** start of RECORD EXTRACTS **
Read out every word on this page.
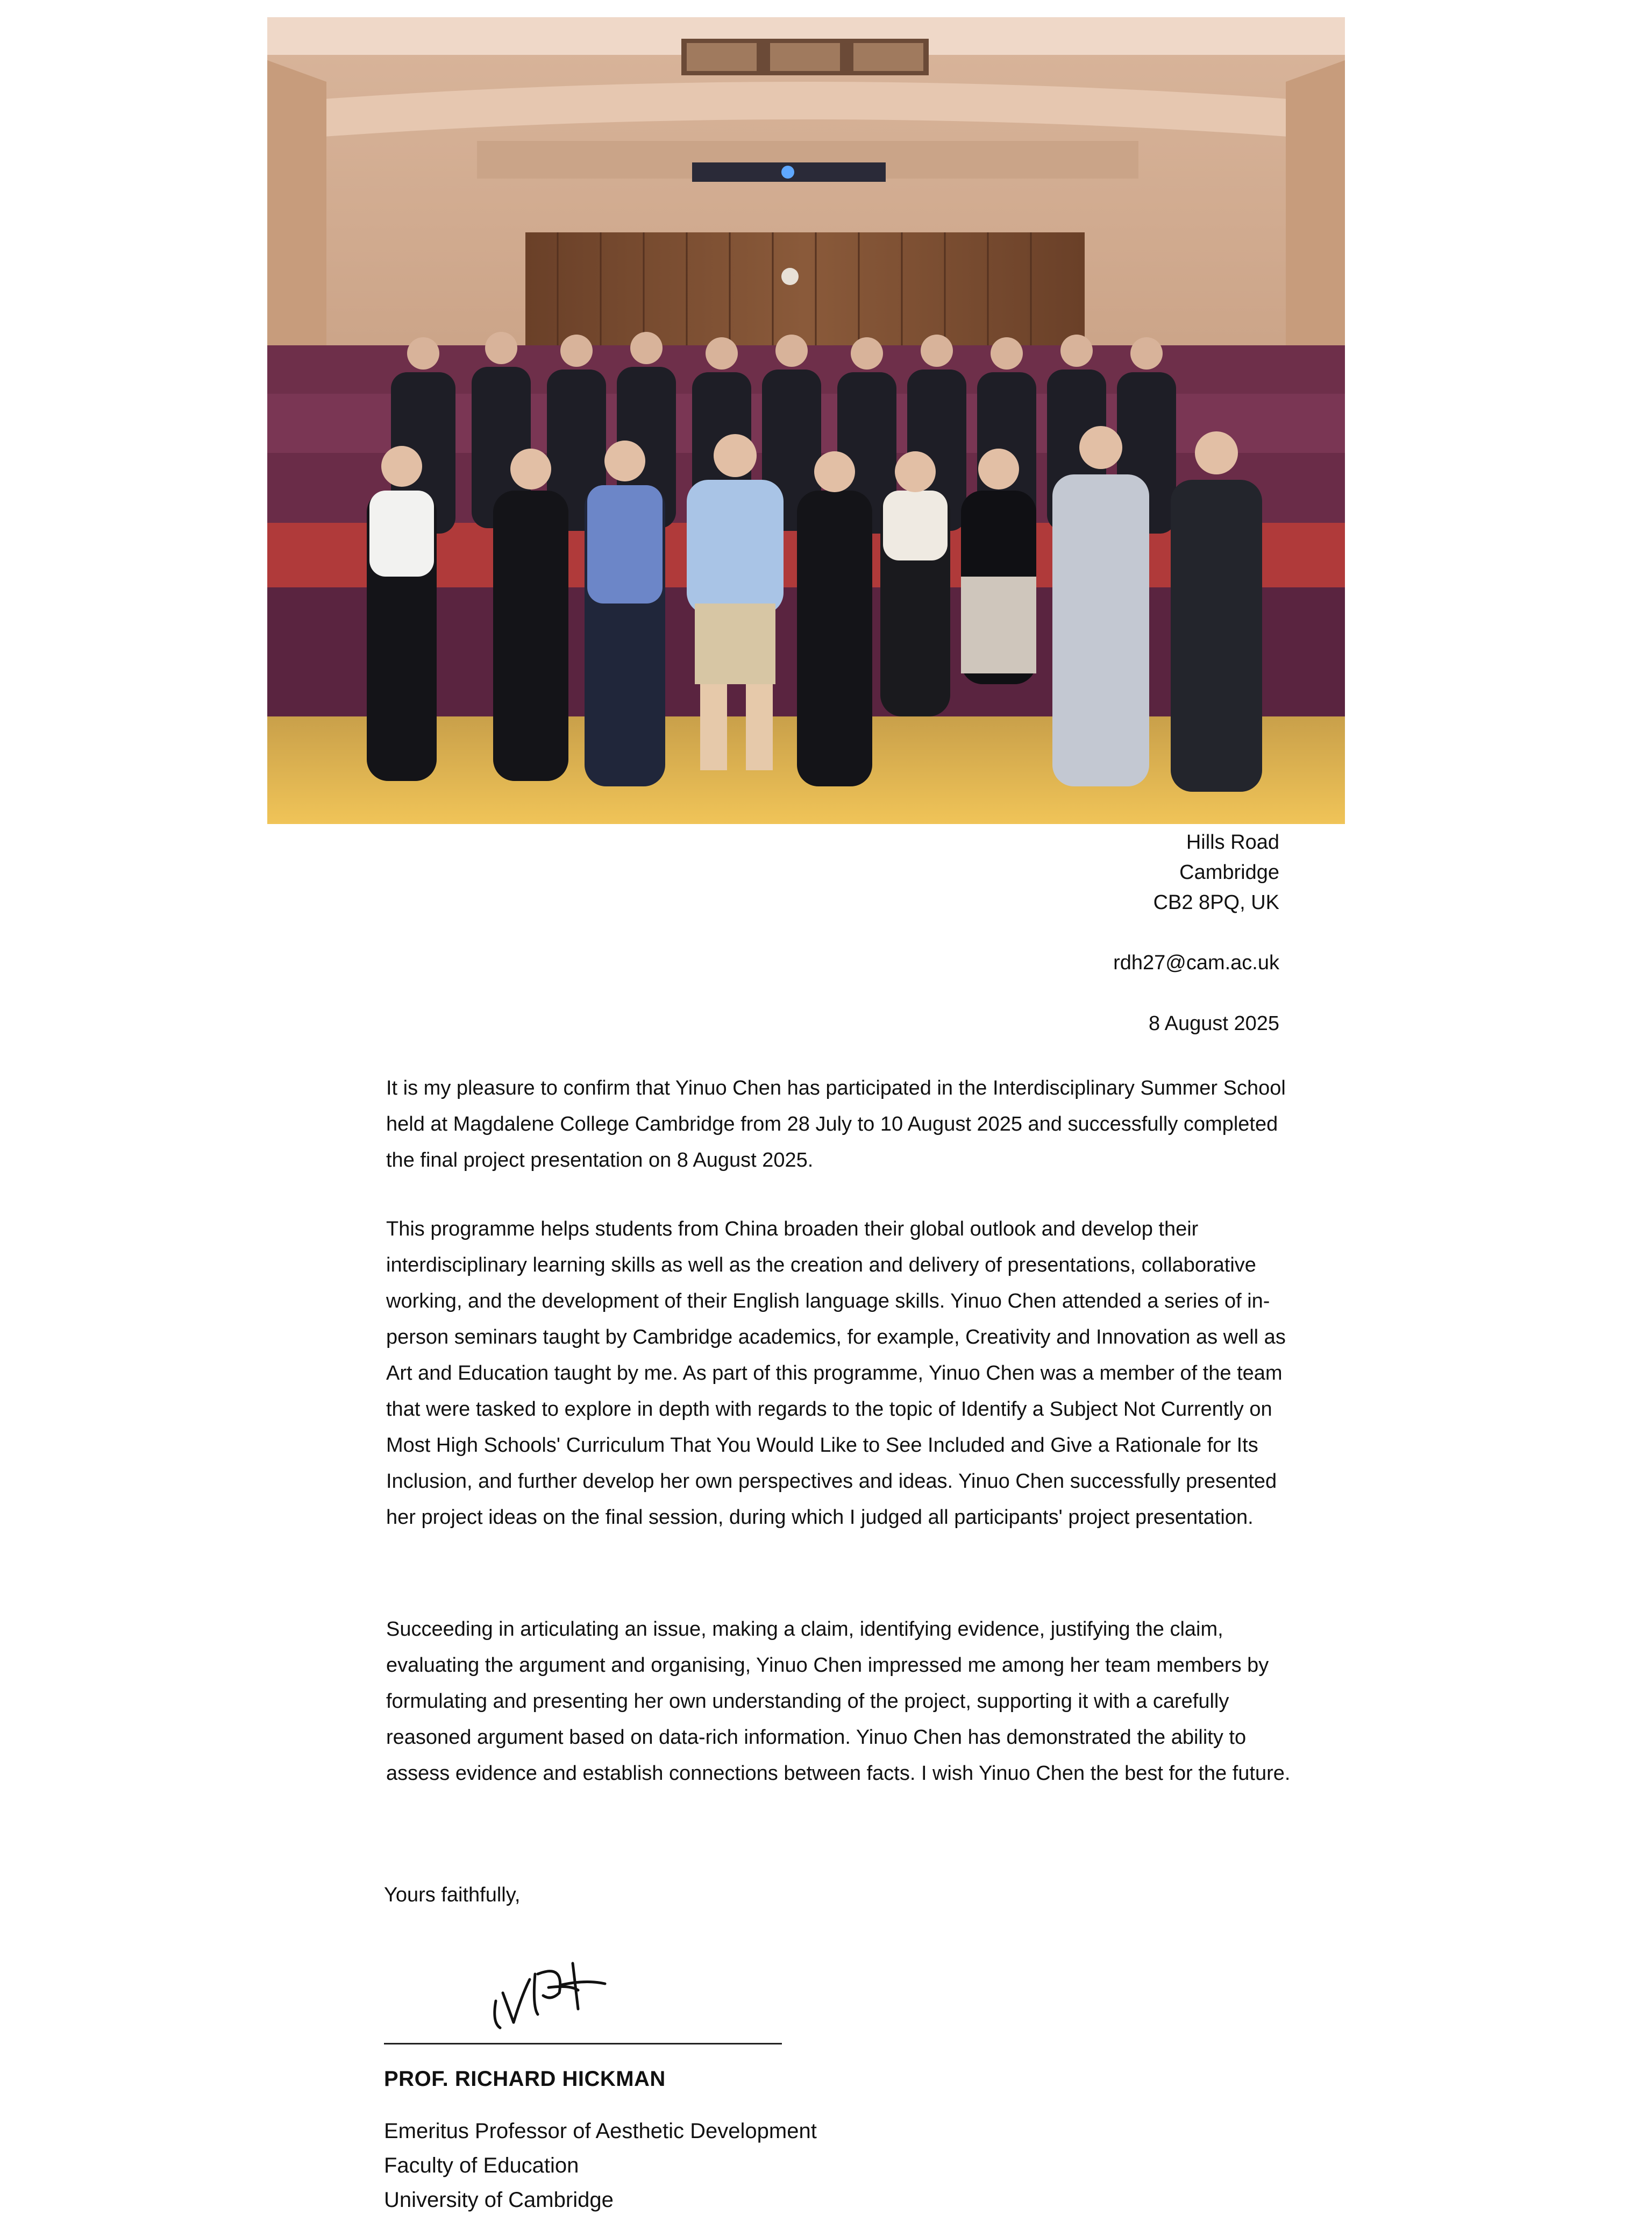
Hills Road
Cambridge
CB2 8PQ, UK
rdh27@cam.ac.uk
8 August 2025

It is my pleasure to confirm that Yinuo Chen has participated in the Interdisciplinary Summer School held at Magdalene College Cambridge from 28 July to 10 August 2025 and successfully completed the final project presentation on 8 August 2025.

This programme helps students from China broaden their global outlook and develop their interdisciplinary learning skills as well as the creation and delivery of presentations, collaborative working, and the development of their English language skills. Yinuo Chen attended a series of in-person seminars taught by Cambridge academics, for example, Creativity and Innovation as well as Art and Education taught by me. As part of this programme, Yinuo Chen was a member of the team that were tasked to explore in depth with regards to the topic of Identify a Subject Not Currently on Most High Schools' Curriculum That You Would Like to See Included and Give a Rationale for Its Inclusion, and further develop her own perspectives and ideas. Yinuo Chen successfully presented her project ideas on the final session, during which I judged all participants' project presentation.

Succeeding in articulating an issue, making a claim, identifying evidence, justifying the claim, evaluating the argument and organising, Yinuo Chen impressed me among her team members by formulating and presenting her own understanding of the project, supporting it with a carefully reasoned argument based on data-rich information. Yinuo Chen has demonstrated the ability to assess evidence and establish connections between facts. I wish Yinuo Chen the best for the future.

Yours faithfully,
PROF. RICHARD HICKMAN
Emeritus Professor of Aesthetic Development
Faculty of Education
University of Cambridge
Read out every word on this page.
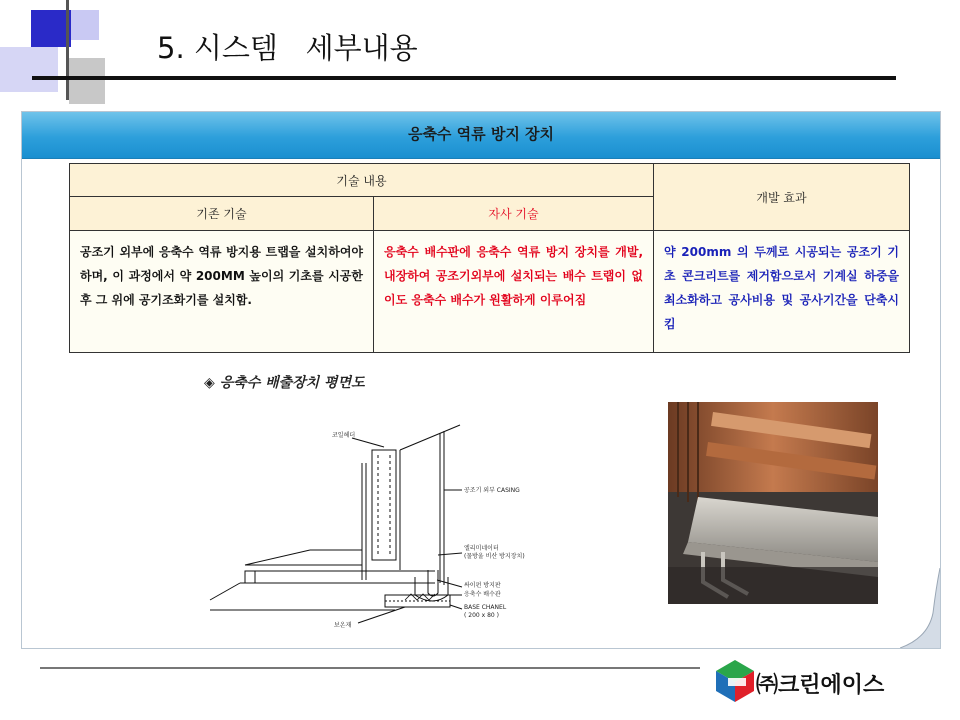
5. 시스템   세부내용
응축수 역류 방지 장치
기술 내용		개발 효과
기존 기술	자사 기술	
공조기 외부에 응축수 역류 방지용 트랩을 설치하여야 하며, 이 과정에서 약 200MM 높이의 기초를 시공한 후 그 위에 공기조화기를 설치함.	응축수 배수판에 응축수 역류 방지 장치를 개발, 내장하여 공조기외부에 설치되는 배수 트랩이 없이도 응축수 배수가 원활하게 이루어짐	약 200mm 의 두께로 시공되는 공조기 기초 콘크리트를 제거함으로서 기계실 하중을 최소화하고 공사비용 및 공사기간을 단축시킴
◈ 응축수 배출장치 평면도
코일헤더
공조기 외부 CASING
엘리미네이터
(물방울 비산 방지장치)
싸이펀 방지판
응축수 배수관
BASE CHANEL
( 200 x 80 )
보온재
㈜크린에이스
** end of RECORD EXTRACTS **
* _WHAT IS REQUIRED_: Look through the entries and return every line where "August" appears.

* _WRITTEN ANSWER_:
8 August 2025
It is my pleasure to confirm that Yinuo Chen has participated in the Interdisciplinary Summer School held at Magdalene College Cambridge from 28 July to 10 August 2025 and successfully completed the final project presentation on 8 August 2025.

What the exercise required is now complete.